── MATERIAL SUPPLIED

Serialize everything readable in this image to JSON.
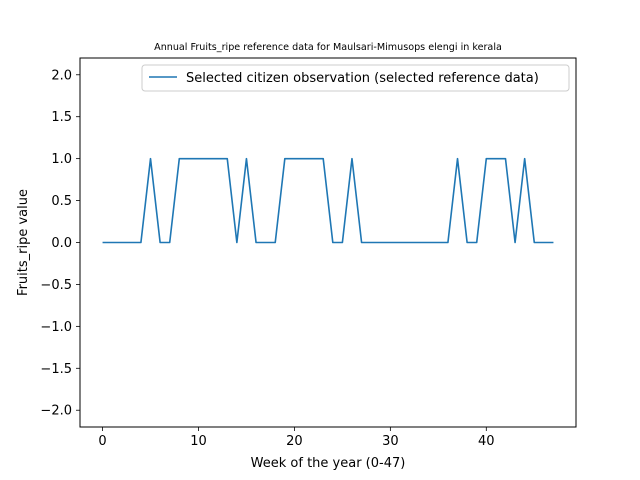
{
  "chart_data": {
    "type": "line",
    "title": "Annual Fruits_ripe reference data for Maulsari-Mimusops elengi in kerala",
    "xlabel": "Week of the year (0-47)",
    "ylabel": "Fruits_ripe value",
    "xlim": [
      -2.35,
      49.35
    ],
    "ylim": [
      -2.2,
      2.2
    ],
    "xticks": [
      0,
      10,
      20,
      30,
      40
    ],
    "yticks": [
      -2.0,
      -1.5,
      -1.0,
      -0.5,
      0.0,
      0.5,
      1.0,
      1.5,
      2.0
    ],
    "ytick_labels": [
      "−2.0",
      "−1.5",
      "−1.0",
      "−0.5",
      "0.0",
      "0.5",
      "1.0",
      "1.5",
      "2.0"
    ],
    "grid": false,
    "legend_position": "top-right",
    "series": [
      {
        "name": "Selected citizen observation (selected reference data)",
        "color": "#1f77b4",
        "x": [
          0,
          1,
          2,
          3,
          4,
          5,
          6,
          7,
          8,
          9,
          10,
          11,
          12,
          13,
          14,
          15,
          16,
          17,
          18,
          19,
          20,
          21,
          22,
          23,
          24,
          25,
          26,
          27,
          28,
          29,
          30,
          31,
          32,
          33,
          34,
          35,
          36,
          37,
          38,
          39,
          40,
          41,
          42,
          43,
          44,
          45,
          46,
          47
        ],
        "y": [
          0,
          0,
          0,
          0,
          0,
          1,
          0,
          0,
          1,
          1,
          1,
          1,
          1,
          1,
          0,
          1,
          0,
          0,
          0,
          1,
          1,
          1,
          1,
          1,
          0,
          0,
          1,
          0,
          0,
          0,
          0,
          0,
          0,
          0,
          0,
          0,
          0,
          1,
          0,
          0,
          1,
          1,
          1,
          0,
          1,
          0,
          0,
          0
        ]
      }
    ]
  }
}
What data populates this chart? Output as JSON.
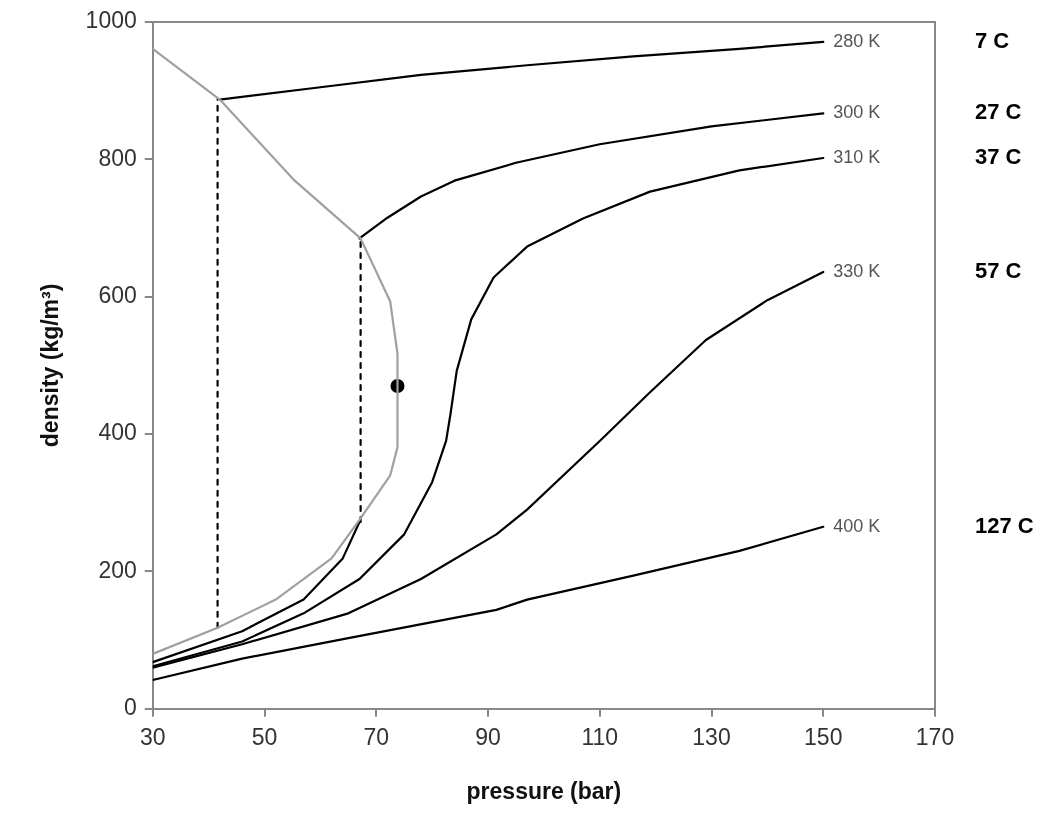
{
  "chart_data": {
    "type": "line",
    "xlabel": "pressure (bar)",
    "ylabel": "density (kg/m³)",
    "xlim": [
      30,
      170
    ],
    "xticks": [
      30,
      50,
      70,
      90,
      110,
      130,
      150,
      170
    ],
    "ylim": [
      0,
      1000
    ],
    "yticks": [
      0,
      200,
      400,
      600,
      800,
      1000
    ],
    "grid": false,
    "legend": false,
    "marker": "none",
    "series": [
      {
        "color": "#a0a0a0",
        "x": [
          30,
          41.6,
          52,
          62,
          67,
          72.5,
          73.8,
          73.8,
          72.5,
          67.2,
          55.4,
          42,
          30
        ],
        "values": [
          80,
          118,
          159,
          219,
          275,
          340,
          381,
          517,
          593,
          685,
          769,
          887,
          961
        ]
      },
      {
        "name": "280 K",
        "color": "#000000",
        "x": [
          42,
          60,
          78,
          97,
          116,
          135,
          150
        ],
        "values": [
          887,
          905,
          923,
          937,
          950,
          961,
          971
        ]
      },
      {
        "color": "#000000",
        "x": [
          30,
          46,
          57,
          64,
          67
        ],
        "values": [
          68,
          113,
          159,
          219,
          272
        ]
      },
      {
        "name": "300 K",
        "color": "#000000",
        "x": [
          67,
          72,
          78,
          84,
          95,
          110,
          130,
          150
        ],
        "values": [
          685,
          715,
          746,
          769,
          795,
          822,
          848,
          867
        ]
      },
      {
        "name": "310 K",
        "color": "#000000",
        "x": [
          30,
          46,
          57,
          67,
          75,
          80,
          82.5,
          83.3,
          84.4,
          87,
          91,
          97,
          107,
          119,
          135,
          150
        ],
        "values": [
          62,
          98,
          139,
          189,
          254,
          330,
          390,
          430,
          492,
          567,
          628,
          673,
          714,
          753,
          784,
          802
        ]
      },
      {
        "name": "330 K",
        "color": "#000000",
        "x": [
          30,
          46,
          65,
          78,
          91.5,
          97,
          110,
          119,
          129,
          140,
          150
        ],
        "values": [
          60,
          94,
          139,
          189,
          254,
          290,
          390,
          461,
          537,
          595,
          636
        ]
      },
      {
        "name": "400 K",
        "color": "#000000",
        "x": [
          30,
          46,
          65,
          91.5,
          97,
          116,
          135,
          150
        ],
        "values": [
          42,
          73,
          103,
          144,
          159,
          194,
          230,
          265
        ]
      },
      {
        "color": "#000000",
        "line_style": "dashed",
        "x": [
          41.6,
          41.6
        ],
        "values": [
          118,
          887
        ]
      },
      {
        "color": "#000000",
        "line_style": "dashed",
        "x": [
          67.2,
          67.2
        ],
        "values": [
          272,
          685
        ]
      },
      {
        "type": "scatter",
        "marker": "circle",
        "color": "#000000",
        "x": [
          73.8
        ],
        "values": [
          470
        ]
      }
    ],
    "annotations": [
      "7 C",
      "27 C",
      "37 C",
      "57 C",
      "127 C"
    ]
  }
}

────

Scan the listing above for the word "reference" and copy every line that holds it.

> FINISHED ANSWER:
    "title": "Annual Fruits_ripe reference data for Maulsari-Mimusops elengi in kerala",
        "name": "Selected citizen observation (selected reference data)",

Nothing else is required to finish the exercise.